Goal: Copy everything in the data below exactly except the pictures.

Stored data
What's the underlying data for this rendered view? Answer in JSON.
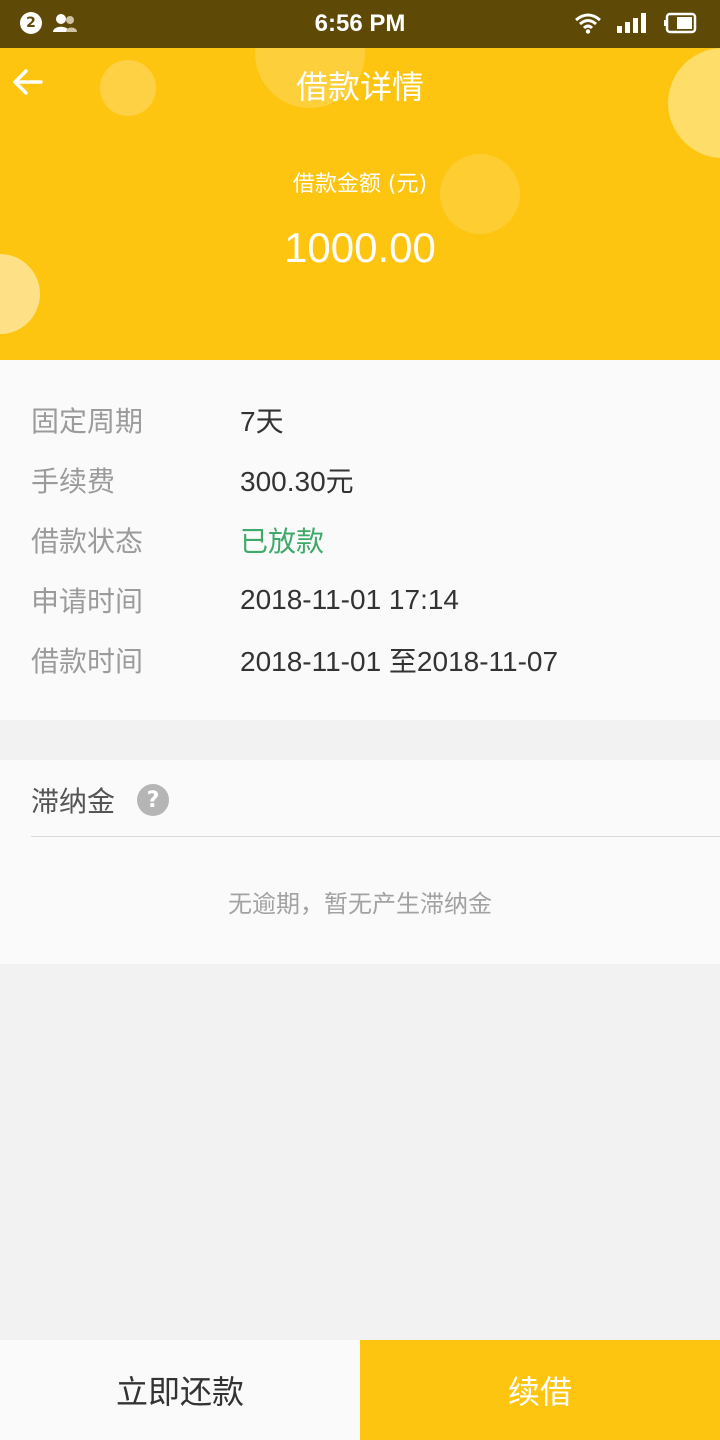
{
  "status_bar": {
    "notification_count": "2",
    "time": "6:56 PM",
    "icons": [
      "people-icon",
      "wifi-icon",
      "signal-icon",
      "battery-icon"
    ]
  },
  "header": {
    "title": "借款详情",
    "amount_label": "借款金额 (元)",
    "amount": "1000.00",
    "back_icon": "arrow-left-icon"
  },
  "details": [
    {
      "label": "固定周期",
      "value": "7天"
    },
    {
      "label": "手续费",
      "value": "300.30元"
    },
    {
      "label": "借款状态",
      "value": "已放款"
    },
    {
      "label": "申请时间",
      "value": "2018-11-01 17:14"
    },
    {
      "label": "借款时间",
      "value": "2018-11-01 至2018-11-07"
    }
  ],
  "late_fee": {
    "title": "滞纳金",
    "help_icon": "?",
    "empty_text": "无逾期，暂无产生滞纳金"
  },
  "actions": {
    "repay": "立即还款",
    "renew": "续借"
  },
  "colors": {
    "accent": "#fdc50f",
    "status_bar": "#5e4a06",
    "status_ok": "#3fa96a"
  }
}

Solution below:
What's the underlying data for this rendered view? Answer in JSON.
{
  "status_bar": {
    "notification_count": "2",
    "time": "6:56 PM",
    "icons": [
      "people-icon",
      "wifi-icon",
      "signal-icon",
      "battery-icon"
    ]
  },
  "header": {
    "title": "借款详情",
    "amount_label": "借款金额 (元)",
    "amount": "1000.00",
    "back_icon": "arrow-left-icon"
  },
  "details": [
    {
      "label": "固定周期",
      "value": "7天"
    },
    {
      "label": "手续费",
      "value": "300.30元"
    },
    {
      "label": "借款状态",
      "value": "已放款"
    },
    {
      "label": "申请时间",
      "value": "2018-11-01 17:14"
    },
    {
      "label": "借款时间",
      "value": "2018-11-01 至2018-11-07"
    }
  ],
  "late_fee": {
    "title": "滞纳金",
    "help_icon": "?",
    "empty_text": "无逾期，暂无产生滞纳金"
  },
  "actions": {
    "repay": "立即还款",
    "renew": "续借"
  },
  "colors": {
    "accent": "#fdc50f",
    "status_bar": "#5e4a06",
    "status_ok": "#3fa96a"
  }
}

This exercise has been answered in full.